◆ PROBLEM STATEMENT
Filter the records for lines holding the string "pero".

A run of records
============
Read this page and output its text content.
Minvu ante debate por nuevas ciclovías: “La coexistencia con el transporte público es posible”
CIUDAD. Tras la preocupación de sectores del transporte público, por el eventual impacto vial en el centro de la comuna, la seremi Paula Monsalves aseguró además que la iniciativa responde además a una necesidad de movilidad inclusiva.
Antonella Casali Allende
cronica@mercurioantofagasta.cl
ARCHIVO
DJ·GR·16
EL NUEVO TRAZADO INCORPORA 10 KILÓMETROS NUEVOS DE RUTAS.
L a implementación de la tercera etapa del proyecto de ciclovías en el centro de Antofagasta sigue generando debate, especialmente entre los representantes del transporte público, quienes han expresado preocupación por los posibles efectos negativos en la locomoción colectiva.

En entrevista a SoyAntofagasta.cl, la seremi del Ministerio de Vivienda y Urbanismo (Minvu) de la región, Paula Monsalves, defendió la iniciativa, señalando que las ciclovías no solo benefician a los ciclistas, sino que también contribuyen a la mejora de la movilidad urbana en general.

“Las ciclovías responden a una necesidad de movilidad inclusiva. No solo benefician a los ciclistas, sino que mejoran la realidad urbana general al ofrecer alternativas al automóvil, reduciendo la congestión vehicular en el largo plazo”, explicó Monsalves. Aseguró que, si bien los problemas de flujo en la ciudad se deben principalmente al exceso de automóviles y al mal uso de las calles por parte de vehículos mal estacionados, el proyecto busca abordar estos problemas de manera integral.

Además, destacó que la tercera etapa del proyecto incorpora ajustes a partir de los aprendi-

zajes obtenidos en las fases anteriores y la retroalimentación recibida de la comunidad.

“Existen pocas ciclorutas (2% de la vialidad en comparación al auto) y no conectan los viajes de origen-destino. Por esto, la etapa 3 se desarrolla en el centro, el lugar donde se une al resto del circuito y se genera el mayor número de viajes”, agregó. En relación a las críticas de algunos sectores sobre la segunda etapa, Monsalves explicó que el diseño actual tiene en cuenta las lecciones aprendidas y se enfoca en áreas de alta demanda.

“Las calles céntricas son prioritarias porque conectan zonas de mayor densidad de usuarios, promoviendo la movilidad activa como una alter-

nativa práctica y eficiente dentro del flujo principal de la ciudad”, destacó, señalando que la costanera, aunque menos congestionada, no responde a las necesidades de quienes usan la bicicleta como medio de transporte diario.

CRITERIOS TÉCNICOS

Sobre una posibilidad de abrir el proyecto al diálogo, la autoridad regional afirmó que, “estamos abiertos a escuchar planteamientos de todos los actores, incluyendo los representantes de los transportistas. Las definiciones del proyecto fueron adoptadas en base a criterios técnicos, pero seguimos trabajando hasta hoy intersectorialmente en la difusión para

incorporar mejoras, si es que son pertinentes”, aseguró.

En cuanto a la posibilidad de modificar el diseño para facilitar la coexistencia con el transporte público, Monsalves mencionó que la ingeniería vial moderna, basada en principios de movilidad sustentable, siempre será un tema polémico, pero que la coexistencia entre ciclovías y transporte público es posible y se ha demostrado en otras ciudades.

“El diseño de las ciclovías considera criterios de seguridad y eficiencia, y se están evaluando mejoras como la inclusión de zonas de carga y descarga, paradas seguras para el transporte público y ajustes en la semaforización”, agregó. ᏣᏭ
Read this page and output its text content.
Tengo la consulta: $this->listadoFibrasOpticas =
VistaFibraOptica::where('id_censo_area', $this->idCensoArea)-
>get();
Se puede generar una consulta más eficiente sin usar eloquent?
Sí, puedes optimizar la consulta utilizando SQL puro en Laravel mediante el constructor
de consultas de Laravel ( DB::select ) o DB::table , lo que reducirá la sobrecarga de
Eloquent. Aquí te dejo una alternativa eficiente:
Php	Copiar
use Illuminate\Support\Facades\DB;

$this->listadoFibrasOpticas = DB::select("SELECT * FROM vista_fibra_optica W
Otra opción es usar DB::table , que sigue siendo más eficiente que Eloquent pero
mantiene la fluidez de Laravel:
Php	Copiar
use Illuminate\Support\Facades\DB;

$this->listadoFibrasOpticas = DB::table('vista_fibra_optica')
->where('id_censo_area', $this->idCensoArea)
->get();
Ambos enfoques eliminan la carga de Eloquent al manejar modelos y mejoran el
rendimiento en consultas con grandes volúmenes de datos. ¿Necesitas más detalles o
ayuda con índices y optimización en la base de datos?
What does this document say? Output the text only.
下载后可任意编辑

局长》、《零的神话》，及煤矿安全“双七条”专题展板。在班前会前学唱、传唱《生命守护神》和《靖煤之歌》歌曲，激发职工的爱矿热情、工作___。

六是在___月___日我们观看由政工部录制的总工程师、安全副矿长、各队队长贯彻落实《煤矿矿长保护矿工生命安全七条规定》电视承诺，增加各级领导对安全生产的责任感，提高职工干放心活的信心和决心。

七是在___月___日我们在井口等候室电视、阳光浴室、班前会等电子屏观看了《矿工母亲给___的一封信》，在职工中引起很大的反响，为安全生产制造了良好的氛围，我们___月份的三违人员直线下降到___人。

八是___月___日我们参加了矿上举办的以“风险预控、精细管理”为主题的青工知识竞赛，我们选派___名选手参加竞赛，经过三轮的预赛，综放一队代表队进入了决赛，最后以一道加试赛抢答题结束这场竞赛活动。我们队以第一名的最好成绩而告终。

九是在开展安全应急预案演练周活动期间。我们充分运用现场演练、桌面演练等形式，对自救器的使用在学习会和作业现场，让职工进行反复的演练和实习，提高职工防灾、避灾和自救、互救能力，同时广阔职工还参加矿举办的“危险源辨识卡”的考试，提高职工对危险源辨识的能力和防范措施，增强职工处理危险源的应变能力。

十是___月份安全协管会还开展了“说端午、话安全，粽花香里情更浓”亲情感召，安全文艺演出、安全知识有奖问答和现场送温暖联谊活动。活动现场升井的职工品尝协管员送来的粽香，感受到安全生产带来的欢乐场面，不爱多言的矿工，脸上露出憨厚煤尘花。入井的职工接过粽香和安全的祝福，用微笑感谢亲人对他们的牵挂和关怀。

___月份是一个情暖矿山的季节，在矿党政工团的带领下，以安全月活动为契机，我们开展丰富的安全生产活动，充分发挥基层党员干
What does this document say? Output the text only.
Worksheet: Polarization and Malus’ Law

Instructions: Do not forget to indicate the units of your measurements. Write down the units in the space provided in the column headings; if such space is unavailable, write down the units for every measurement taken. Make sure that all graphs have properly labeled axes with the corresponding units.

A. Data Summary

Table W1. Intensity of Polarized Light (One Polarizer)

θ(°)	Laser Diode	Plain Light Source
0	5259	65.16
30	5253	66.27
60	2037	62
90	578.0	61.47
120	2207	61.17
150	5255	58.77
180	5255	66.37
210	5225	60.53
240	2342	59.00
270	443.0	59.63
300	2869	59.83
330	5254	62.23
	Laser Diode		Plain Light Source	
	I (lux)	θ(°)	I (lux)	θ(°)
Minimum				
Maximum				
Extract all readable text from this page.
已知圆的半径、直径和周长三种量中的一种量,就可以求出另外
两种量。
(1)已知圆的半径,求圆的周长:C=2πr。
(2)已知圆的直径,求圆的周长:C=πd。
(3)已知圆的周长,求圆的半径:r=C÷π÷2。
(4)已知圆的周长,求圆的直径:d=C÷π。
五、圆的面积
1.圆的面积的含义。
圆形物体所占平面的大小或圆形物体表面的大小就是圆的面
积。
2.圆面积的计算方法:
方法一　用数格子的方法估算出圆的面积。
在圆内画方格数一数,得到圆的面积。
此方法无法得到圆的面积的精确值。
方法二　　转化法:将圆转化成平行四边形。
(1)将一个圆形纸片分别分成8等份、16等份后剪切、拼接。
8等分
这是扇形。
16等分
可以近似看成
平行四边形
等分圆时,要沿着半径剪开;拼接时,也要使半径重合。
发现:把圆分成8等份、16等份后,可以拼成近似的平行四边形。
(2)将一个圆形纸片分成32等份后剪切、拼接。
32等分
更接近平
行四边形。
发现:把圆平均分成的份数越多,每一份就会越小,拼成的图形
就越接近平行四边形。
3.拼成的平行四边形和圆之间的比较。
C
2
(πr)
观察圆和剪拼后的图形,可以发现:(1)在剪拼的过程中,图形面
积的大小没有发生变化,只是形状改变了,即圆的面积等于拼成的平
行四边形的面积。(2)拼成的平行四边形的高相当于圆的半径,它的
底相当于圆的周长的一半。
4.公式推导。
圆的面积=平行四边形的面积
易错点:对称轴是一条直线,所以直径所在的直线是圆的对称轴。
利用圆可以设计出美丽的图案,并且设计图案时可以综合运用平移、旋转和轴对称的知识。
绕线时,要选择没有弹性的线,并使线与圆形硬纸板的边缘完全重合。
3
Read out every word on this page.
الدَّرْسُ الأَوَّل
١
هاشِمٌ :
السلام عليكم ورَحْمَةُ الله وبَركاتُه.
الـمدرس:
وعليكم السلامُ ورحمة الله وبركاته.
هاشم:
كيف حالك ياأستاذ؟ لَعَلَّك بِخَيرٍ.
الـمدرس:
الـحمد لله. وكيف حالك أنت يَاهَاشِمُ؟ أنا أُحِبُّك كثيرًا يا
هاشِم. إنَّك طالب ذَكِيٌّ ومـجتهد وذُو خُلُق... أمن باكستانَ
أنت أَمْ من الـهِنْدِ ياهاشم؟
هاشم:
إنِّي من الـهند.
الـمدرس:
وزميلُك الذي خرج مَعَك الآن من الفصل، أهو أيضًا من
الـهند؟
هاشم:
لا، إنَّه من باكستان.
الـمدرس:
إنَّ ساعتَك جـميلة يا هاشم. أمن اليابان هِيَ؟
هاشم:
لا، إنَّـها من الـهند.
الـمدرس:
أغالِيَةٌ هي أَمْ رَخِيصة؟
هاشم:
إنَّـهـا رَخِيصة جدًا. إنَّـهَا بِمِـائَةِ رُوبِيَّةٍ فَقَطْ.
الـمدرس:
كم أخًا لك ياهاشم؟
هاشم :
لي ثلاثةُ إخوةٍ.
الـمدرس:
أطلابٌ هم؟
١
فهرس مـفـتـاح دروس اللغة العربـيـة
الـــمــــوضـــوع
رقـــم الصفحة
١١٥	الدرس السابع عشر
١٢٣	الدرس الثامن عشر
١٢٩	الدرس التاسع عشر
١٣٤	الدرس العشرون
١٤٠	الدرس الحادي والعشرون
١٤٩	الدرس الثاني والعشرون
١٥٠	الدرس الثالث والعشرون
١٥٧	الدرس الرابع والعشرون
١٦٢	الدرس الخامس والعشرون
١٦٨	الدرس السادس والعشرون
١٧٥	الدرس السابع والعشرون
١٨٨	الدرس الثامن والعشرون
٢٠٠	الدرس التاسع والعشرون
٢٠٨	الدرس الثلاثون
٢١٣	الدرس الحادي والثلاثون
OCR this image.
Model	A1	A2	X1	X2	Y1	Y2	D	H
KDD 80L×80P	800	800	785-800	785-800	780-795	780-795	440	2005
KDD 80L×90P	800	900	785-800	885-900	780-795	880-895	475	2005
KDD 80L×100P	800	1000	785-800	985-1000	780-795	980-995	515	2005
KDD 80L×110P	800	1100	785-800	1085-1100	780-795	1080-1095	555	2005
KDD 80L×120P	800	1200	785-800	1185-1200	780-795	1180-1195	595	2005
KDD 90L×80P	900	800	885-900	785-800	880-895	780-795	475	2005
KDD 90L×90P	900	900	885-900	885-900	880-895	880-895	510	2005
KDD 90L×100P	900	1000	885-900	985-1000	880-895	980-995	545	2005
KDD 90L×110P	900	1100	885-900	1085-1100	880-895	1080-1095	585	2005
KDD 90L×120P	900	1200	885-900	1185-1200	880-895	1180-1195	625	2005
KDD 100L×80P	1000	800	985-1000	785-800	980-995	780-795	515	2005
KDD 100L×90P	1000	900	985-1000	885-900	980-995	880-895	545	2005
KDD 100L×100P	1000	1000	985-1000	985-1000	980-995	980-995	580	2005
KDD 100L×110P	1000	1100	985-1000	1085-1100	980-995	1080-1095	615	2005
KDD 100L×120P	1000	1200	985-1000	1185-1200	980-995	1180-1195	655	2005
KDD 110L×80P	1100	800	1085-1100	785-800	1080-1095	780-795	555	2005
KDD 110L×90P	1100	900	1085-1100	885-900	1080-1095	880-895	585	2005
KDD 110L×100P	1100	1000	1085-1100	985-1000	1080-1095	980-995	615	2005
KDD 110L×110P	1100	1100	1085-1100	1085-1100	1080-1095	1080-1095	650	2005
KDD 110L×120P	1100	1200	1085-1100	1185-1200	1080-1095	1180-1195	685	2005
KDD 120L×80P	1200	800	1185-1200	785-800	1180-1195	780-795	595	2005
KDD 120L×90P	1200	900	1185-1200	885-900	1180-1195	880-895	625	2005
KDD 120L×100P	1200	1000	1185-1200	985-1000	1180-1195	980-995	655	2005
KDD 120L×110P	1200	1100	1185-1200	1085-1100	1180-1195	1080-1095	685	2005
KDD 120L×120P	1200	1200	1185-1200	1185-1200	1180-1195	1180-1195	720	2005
============
◆ FULL SOLUTION
Sobre una posibilidad de abrir el proyecto al diálogo, la autoridad regional afirmó que, “estamos abiertos a escuchar planteamientos de todos los actores, incluyendo los representantes de los transportistas. Las definiciones del proyecto fueron adoptadas en base a criterios técnicos, pero seguimos trabajando hasta hoy intersectorialmente en la difusión para
En cuanto a la posibilidad de modificar el diseño para facilitar la coexistencia con el transporte público, Monsalves mencionó que la ingeniería vial moderna, basada en principios de movilidad sustentable, siempre será un tema polémico, pero que la coexistencia entre ciclovías y transporte público es posible y se ha demostrado en otras ciudades.
Otra opción es usar DB::table , que sigue siendo más eficiente que Eloquent pero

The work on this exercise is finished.